= DATASET EXTRACT =

============================================================

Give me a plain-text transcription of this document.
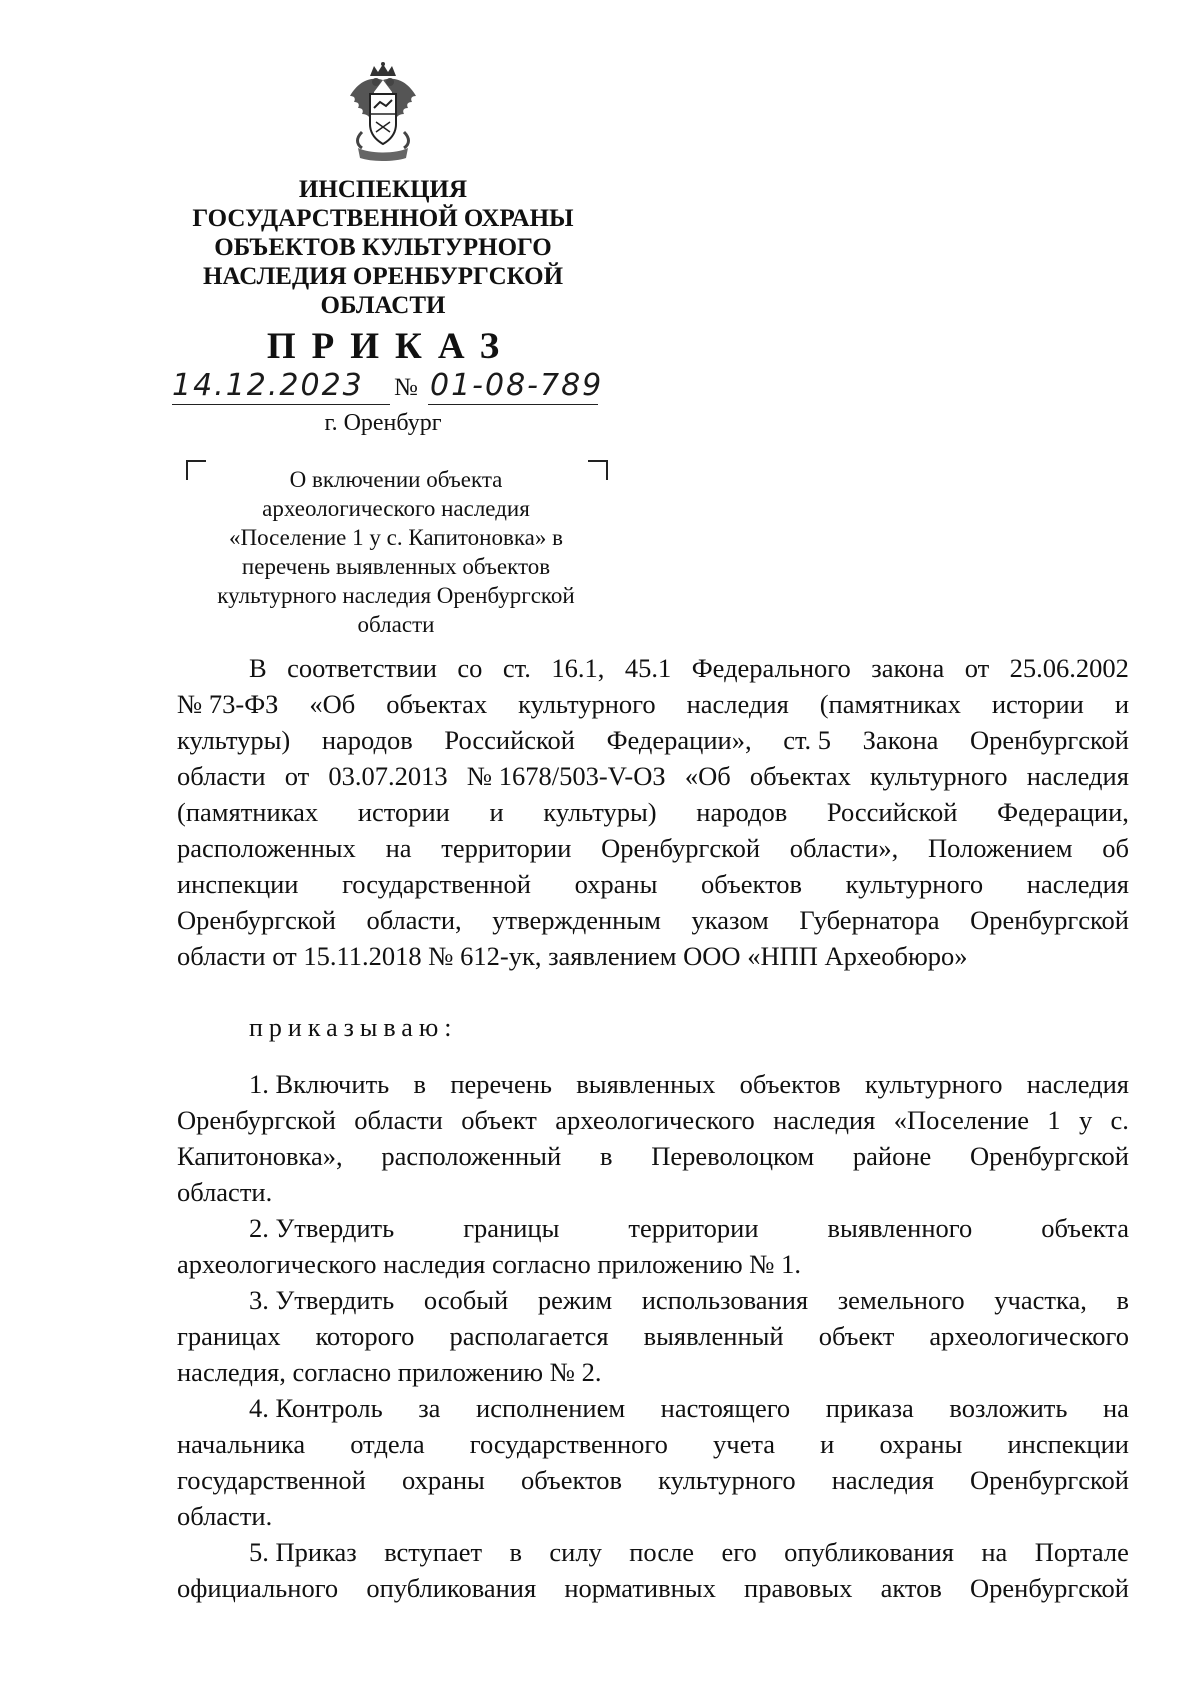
ИНСПЕКЦИЯ
ГОСУДАРСТВЕННОЙ ОХРАНЫ
ОБЪЕКТОВ КУЛЬТУРНОГО
НАСЛЕДИЯ ОРЕНБУРГСКОЙ
ОБЛАСТИ
ПРИКАЗ
14.12.2023 № 01-08-789
г. Оренбург
О включении объекта
археологического наследия
«Поселение 1 у с. Капитоновка» в
перечень выявленных объектов
культурного наследия Оренбургской
области
В соответствии со ст. 16.1, 45.1 Федерального закона от 25.06.2002
№ 73-ФЗ «Об объектах культурного наследия (памятниках истории и
культуры) народов Российской Федерации», ст. 5 Закона Оренбургской
области от 03.07.2013 № 1678/503-V-ОЗ «Об объектах культурного наследия
(памятниках истории и культуры) народов Российской Федерации,
расположенных на территории Оренбургской области», Положением об
инспекции государственной охраны объектов культурного наследия
Оренбургской области, утвержденным указом Губернатора Оренбургской
области от 15.11.2018 № 612-ук, заявлением ООО «НПП Археобюро»
приказываю:
1. Включить в перечень выявленных объектов культурного наследия
Оренбургской области объект археологического наследия «Поселение 1 у с.
Капитоновка», расположенный в Переволоцком районе Оренбургской
области.
2. Утвердить	границы	территории	выявленного	объекта
археологического наследия согласно приложению № 1.
3. Утвердить особый режим использования земельного участка, в
границах которого располагается выявленный объект археологического
наследия, согласно приложению № 2.
4. Контроль за исполнением настоящего приказа возложить на
начальника отдела государственного учета и охраны инспекции
государственной охраны объектов культурного наследия Оренбургской
области.
5. Приказ вступает в силу после его опубликования на Портале
официального опубликования нормативных правовых актов Оренбургской
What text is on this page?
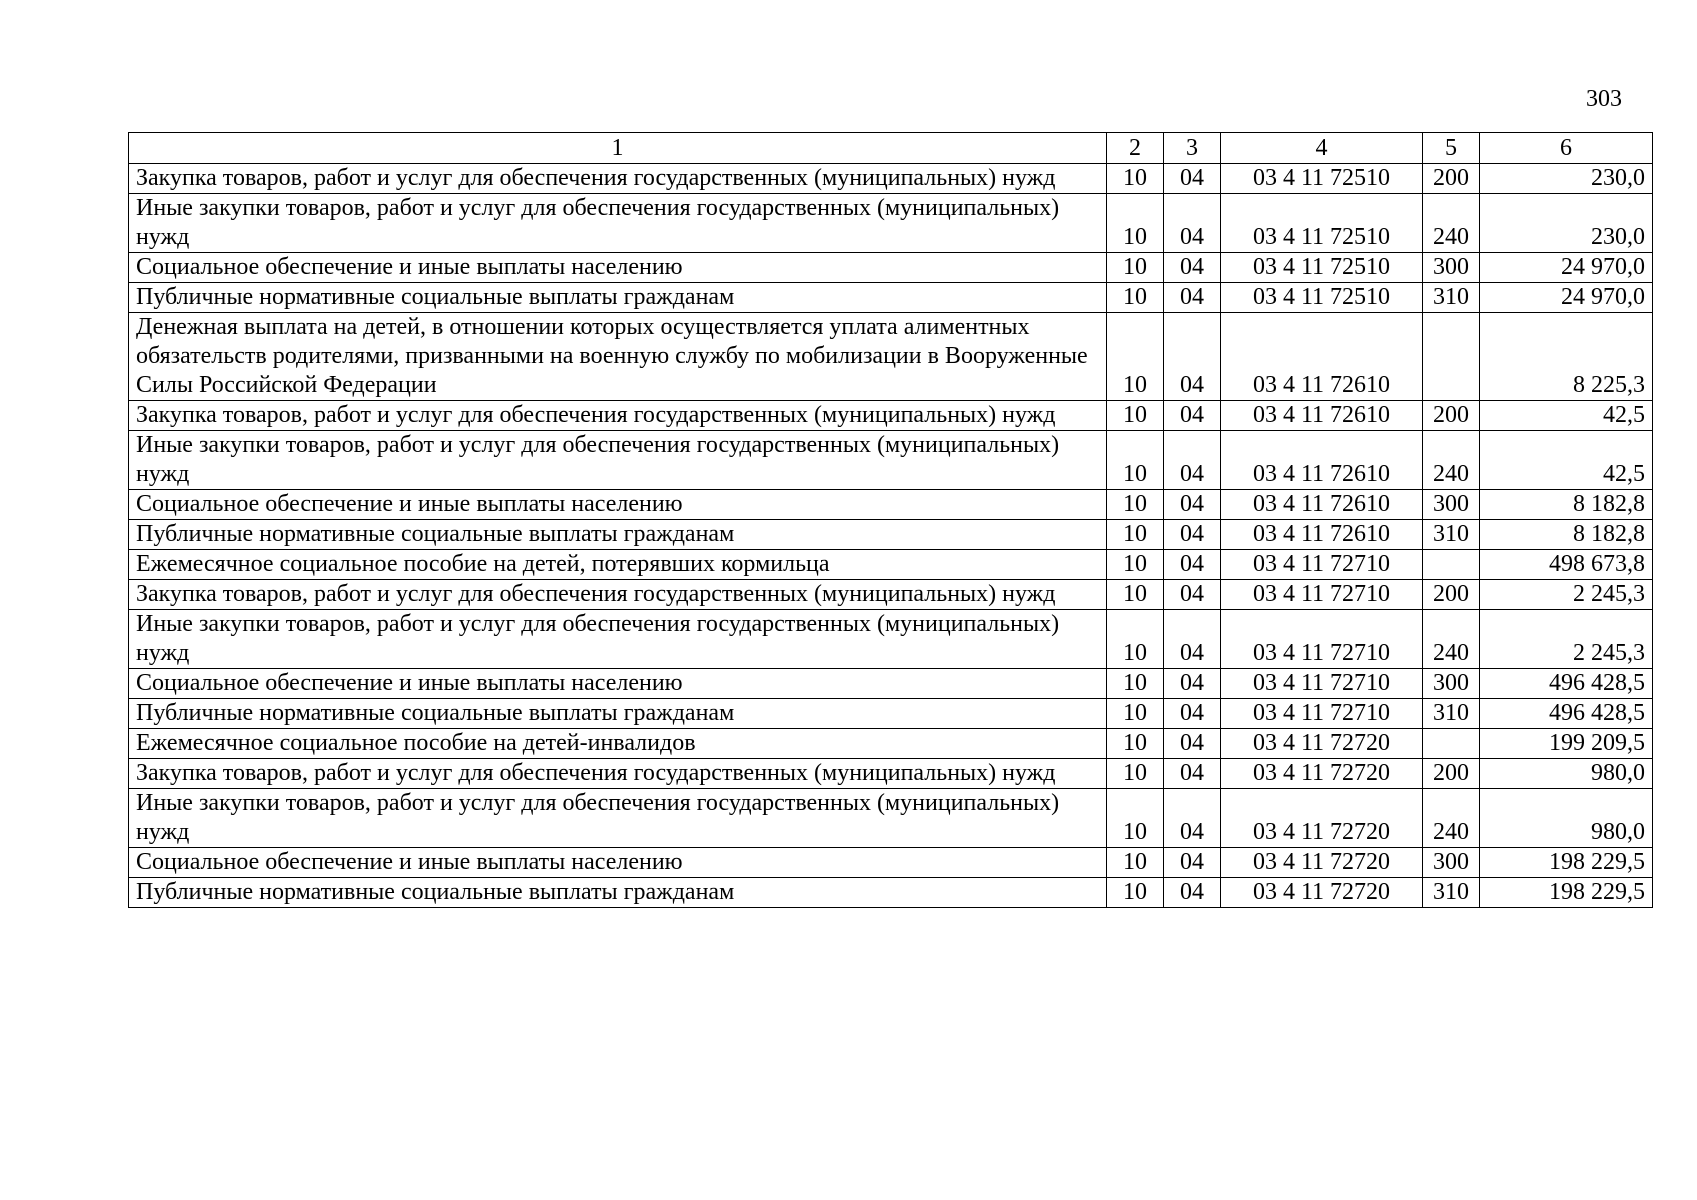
303
1	2	3	4	5	6
Закупка товаров, работ и услуг для обеспечения государственных (муниципальных) нужд	10	04	03 4 11 72510	200	230,0
Иные закупки товаров, работ и услуг для обеспечения государственных (муниципальных) нужд	10	04	03 4 11 72510	240	230,0
Социальное обеспечение и иные выплаты населению	10	04	03 4 11 72510	300	24 970,0
Публичные нормативные социальные выплаты гражданам	10	04	03 4 11 72510	310	24 970,0
Денежная выплата на детей, в отношении которых осуществляется уплата алиментных обязательств родителями, призванными на военную службу по мобилизации в Вооруженные Силы Российской Федерации	10	04	03 4 11 72610		8 225,3
Закупка товаров, работ и услуг для обеспечения государственных (муниципальных) нужд	10	04	03 4 11 72610	200	42,5
Иные закупки товаров, работ и услуг для обеспечения государственных (муниципальных) нужд	10	04	03 4 11 72610	240	42,5
Социальное обеспечение и иные выплаты населению	10	04	03 4 11 72610	300	8 182,8
Публичные нормативные социальные выплаты гражданам	10	04	03 4 11 72610	310	8 182,8
Ежемесячное социальное пособие на детей, потерявших кормильца	10	04	03 4 11 72710		498 673,8
Закупка товаров, работ и услуг для обеспечения государственных (муниципальных) нужд	10	04	03 4 11 72710	200	2 245,3
Иные закупки товаров, работ и услуг для обеспечения государственных (муниципальных) нужд	10	04	03 4 11 72710	240	2 245,3
Социальное обеспечение и иные выплаты населению	10	04	03 4 11 72710	300	496 428,5
Публичные нормативные социальные выплаты гражданам	10	04	03 4 11 72710	310	496 428,5
Ежемесячное социальное пособие на детей-инвалидов	10	04	03 4 11 72720		199 209,5
Закупка товаров, работ и услуг для обеспечения государственных (муниципальных) нужд	10	04	03 4 11 72720	200	980,0
Иные закупки товаров, работ и услуг для обеспечения государственных (муниципальных) нужд	10	04	03 4 11 72720	240	980,0
Социальное обеспечение и иные выплаты населению	10	04	03 4 11 72720	300	198 229,5
Публичные нормативные социальные выплаты гражданам	10	04	03 4 11 72720	310	198 229,5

============================================================

= TASK GOAL =
From the listing above, print every entry precisely and drop the pictures.

= RESULT =
Give me a plain-text transcription of this document.
ИНСПЕКЦИЯ
ГОСУДАРСТВЕННОЙ ОХРАНЫ
ОБЪЕКТОВ КУЛЬТУРНОГО
НАСЛЕДИЯ ОРЕНБУРГСКОЙ
ОБЛАСТИ
ПРИКАЗ
14.12.2023 № 01-08-789
г. Оренбург
О включении объекта
археологического наследия
«Поселение 1 у с. Капитоновка» в
перечень выявленных объектов
культурного наследия Оренбургской
области
В соответствии со ст. 16.1, 45.1 Федерального закона от 25.06.2002
№ 73-ФЗ «Об объектах культурного наследия (памятниках истории и
культуры) народов Российской Федерации», ст. 5 Закона Оренбургской
области от 03.07.2013 № 1678/503-V-ОЗ «Об объектах культурного наследия
(памятниках истории и культуры) народов Российской Федерации,
расположенных на территории Оренбургской области», Положением об
инспекции государственной охраны объектов культурного наследия
Оренбургской области, утвержденным указом Губернатора Оренбургской
области от 15.11.2018 № 612-ук, заявлением ООО «НПП Археобюро»
приказываю:
1. Включить в перечень выявленных объектов культурного наследия
Оренбургской области объект археологического наследия «Поселение 1 у с.
Капитоновка», расположенный в Переволоцком районе Оренбургской
области.
2. Утвердить	границы	территории	выявленного	объекта
археологического наследия согласно приложению № 1.
3. Утвердить особый режим использования земельного участка, в
границах которого располагается выявленный объект археологического
наследия, согласно приложению № 2.
4. Контроль за исполнением настоящего приказа возложить на
начальника отдела государственного учета и охраны инспекции
государственной охраны объектов культурного наследия Оренбургской
области.
5. Приказ вступает в силу после его опубликования на Портале
официального опубликования нормативных правовых актов Оренбургской
What text is on this page?
303
1	2	3	4	5	6
Закупка товаров, работ и услуг для обеспечения государственных (муниципальных) нужд	10	04	03 4 11 72510	200	230,0
Иные закупки товаров, работ и услуг для обеспечения государственных (муниципальных) нужд	10	04	03 4 11 72510	240	230,0
Социальное обеспечение и иные выплаты населению	10	04	03 4 11 72510	300	24 970,0
Публичные нормативные социальные выплаты гражданам	10	04	03 4 11 72510	310	24 970,0
Денежная выплата на детей, в отношении которых осуществляется уплата алиментных обязательств родителями, призванными на военную службу по мобилизации в Вооруженные Силы Российской Федерации	10	04	03 4 11 72610		8 225,3
Закупка товаров, работ и услуг для обеспечения государственных (муниципальных) нужд	10	04	03 4 11 72610	200	42,5
Иные закупки товаров, работ и услуг для обеспечения государственных (муниципальных) нужд	10	04	03 4 11 72610	240	42,5
Социальное обеспечение и иные выплаты населению	10	04	03 4 11 72610	300	8 182,8
Публичные нормативные социальные выплаты гражданам	10	04	03 4 11 72610	310	8 182,8
Ежемесячное социальное пособие на детей, потерявших кормильца	10	04	03 4 11 72710		498 673,8
Закупка товаров, работ и услуг для обеспечения государственных (муниципальных) нужд	10	04	03 4 11 72710	200	2 245,3
Иные закупки товаров, работ и услуг для обеспечения государственных (муниципальных) нужд	10	04	03 4 11 72710	240	2 245,3
Социальное обеспечение и иные выплаты населению	10	04	03 4 11 72710	300	496 428,5
Публичные нормативные социальные выплаты гражданам	10	04	03 4 11 72710	310	496 428,5
Ежемесячное социальное пособие на детей-инвалидов	10	04	03 4 11 72720		199 209,5
Закупка товаров, работ и услуг для обеспечения государственных (муниципальных) нужд	10	04	03 4 11 72720	200	980,0
Иные закупки товаров, работ и услуг для обеспечения государственных (муниципальных) нужд	10	04	03 4 11 72720	240	980,0
Социальное обеспечение и иные выплаты населению	10	04	03 4 11 72720	300	198 229,5
Публичные нормативные социальные выплаты гражданам	10	04	03 4 11 72720	310	198 229,5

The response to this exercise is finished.